* begin Input records *

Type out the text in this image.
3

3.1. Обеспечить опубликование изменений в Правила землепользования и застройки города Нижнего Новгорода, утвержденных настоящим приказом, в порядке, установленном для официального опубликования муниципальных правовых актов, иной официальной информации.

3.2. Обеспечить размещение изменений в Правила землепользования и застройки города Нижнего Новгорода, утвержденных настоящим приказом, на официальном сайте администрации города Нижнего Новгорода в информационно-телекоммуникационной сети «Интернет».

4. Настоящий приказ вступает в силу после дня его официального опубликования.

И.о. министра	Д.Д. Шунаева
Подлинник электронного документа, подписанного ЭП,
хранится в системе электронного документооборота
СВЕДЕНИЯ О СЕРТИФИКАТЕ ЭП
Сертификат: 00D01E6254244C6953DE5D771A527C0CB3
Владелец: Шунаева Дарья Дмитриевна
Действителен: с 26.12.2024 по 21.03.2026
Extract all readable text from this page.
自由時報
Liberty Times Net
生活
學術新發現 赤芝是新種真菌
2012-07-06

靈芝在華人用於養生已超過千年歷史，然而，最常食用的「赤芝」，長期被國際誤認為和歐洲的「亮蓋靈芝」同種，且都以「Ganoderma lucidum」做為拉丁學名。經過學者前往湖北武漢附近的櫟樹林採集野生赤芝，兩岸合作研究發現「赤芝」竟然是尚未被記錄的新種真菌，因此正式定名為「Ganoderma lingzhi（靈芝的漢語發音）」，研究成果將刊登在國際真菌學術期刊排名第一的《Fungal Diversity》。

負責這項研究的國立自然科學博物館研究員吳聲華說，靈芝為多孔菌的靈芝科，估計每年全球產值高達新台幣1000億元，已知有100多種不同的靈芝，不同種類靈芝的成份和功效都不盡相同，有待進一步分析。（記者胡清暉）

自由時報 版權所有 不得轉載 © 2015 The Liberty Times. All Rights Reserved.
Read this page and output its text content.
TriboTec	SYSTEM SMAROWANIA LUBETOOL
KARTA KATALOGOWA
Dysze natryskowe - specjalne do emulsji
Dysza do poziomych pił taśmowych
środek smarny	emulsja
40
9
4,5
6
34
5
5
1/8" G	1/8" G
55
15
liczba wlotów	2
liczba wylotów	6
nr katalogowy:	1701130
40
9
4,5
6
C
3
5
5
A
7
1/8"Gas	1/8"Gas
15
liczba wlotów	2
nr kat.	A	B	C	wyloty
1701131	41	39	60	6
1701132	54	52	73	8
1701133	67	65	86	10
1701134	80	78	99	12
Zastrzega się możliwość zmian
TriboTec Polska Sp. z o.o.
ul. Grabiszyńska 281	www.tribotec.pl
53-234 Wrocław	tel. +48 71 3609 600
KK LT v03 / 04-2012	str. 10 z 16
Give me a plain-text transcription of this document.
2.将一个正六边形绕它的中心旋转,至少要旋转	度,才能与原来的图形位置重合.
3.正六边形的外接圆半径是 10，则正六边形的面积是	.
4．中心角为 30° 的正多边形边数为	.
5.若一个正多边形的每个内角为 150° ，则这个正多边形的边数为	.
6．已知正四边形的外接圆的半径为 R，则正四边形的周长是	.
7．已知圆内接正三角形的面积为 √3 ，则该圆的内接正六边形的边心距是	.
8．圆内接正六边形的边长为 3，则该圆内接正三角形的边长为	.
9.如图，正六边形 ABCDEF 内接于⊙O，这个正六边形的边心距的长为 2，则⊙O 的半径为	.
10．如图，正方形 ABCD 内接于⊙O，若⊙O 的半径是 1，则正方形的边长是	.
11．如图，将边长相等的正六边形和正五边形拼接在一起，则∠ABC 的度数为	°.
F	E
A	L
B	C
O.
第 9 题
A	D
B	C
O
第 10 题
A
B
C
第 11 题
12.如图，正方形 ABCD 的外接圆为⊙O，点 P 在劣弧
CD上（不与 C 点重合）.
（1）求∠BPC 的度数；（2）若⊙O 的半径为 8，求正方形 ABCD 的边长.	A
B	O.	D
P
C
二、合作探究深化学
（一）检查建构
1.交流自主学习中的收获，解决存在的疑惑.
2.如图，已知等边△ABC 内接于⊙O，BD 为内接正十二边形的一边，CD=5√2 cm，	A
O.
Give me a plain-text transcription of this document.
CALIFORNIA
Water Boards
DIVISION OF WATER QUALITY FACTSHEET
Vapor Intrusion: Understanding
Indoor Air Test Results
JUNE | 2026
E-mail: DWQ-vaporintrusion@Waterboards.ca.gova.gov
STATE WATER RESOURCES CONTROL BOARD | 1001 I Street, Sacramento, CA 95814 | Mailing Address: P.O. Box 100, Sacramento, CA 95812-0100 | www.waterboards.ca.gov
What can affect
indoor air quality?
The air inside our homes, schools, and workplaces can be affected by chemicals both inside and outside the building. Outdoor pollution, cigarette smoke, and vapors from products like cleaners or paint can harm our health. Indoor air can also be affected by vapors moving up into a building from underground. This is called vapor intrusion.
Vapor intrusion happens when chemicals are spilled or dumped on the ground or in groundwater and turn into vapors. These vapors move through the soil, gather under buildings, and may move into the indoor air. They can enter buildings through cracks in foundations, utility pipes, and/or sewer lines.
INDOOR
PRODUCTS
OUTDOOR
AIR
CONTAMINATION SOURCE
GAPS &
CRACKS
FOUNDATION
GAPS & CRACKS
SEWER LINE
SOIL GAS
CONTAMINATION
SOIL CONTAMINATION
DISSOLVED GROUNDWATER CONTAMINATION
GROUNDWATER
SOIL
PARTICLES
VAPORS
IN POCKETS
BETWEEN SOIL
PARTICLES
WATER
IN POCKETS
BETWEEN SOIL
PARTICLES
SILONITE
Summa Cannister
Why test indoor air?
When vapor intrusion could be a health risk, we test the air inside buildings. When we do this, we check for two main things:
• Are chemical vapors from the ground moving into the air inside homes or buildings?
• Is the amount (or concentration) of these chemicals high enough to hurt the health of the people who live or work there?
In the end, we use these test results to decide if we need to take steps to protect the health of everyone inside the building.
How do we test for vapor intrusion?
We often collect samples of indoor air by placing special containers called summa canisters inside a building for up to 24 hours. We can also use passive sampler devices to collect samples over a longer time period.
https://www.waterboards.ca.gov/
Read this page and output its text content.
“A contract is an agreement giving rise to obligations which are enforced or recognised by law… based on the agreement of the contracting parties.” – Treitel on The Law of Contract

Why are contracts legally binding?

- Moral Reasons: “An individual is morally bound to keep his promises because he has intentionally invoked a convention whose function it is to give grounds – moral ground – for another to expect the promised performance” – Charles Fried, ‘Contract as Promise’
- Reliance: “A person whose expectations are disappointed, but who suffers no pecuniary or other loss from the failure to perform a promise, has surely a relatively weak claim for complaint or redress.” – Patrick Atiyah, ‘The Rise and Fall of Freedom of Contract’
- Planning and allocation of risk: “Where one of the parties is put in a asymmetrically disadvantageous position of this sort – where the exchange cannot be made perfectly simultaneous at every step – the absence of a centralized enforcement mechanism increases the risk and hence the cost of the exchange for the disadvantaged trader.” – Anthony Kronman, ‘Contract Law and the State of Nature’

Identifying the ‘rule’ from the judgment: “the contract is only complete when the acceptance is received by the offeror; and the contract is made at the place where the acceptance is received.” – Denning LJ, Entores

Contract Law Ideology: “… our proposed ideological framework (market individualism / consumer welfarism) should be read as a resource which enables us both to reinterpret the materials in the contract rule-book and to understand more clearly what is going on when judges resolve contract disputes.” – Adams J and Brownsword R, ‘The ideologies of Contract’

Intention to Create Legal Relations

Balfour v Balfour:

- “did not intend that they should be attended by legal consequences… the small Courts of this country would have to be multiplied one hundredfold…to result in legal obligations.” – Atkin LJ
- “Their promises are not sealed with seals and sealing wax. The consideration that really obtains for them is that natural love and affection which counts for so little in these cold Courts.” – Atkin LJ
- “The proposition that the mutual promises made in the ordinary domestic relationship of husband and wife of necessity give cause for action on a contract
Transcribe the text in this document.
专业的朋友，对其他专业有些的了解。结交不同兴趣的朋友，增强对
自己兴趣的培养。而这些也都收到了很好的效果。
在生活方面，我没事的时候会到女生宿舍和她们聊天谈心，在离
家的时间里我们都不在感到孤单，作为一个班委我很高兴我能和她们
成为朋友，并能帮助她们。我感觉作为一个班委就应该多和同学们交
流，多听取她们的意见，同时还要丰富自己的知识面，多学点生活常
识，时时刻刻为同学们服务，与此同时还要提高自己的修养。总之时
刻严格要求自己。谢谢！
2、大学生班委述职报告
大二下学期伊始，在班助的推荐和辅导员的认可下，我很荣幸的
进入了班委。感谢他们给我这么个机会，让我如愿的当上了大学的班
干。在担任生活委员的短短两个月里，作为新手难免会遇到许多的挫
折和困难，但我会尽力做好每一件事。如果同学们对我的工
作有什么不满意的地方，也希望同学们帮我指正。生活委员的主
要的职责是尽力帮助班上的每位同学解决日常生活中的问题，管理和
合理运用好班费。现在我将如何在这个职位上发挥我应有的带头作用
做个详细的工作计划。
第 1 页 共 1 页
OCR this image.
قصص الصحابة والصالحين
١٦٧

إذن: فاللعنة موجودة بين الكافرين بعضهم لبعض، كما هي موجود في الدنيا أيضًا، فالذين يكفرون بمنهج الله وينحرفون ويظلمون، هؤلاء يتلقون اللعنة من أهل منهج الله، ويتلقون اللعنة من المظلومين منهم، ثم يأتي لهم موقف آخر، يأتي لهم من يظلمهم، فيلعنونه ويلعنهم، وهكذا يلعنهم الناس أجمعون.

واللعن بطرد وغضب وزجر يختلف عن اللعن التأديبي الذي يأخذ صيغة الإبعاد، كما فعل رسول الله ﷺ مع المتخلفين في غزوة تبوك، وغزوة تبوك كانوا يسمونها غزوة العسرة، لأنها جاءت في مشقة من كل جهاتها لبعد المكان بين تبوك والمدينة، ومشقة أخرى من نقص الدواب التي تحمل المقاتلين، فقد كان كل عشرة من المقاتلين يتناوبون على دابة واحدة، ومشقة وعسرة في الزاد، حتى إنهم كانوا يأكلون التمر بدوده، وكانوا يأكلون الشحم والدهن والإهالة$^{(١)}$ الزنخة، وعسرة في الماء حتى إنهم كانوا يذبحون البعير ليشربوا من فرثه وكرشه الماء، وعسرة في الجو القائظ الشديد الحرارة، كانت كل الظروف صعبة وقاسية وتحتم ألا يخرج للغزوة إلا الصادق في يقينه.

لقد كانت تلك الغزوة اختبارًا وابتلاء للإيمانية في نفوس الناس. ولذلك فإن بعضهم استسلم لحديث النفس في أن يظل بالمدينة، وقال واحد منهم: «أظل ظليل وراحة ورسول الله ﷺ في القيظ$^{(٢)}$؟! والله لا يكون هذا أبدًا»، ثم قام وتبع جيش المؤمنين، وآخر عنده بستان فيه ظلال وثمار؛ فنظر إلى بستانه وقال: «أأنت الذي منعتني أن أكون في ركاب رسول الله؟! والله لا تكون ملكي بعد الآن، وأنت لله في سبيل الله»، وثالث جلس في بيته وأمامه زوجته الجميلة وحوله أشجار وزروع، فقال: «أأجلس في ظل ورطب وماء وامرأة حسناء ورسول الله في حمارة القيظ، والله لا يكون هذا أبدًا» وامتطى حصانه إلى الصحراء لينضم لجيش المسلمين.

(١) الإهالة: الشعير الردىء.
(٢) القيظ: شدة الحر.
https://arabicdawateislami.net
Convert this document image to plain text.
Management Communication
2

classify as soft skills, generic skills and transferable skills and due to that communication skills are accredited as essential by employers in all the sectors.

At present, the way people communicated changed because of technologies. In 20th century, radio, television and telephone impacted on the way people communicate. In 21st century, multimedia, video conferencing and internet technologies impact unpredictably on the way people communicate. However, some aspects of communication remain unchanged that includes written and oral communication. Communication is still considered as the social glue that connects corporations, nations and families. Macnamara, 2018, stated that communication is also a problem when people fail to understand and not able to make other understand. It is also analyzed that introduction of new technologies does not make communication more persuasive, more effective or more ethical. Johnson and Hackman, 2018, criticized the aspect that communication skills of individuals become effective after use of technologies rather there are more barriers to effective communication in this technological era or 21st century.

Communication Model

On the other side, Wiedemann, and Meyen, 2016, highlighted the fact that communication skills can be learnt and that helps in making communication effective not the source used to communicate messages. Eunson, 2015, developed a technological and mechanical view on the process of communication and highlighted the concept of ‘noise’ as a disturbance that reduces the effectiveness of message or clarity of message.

* end Input records *

Given request: Go over the entries above and say how many lines hold the string "obligations", with no other text.

Task solution: 2